▸ Task directions:
Extract all of the entries and set them down verbatim.
··········
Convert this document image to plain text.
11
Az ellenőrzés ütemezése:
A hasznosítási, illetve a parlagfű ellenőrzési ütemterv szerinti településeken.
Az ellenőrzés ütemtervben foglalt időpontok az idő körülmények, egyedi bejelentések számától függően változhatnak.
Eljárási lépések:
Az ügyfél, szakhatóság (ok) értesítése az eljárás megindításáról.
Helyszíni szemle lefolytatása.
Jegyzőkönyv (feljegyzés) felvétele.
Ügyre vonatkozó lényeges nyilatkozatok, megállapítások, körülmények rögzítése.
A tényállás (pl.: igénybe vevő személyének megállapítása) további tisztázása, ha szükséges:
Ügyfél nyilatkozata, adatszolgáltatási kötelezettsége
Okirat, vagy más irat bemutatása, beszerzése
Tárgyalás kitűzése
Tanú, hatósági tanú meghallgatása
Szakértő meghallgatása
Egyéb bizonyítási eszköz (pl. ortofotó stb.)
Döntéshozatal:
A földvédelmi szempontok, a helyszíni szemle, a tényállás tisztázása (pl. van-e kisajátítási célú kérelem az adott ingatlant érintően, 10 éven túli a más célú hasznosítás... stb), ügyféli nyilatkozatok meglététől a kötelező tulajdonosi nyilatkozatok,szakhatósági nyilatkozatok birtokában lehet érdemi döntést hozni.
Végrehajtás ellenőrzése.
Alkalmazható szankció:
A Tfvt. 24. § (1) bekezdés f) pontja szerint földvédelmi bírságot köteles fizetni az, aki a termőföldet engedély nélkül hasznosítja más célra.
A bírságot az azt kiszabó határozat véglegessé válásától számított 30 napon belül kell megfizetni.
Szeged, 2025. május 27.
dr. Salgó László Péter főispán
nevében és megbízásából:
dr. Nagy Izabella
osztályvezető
··········
▸ Output of the exercise:
Convert this document image to plain text.
11
Az ellenőrzés ütemezése:
A hasznosítási, illetve a parlagfű ellenőrzési ütemterv szerinti településeken.
Az ellenőrzés ütemtervben foglalt időpontok az idő körülmények, egyedi bejelentések számától függően változhatnak.
Eljárási lépések:
Az ügyfél, szakhatóság (ok) értesítése az eljárás megindításáról.
Helyszíni szemle lefolytatása.
Jegyzőkönyv (feljegyzés) felvétele.
Ügyre vonatkozó lényeges nyilatkozatok, megállapítások, körülmények rögzítése.
A tényállás (pl.: igénybe vevő személyének megállapítása) további tisztázása, ha szükséges:
Ügyfél nyilatkozata, adatszolgáltatási kötelezettsége
Okirat, vagy más irat bemutatása, beszerzése
Tárgyalás kitűzése
Tanú, hatósági tanú meghallgatása
Szakértő meghallgatása
Egyéb bizonyítási eszköz (pl. ortofotó stb.)
Döntéshozatal:
A földvédelmi szempontok, a helyszíni szemle, a tényállás tisztázása (pl. van-e kisajátítási célú kérelem az adott ingatlant érintően, 10 éven túli a más célú hasznosítás... stb), ügyféli nyilatkozatok meglététől a kötelező tulajdonosi nyilatkozatok,szakhatósági nyilatkozatok birtokában lehet érdemi döntést hozni.
Végrehajtás ellenőrzése.
Alkalmazható szankció:
A Tfvt. 24. § (1) bekezdés f) pontja szerint földvédelmi bírságot köteles fizetni az, aki a termőföldet engedély nélkül hasznosítja más célra.
A bírságot az azt kiszabó határozat véglegessé válásától számított 30 napon belül kell megfizetni.
Szeged, 2025. május 27.
dr. Salgó László Péter főispán
nevében és megbízásából:
dr. Nagy Izabella
osztályvezető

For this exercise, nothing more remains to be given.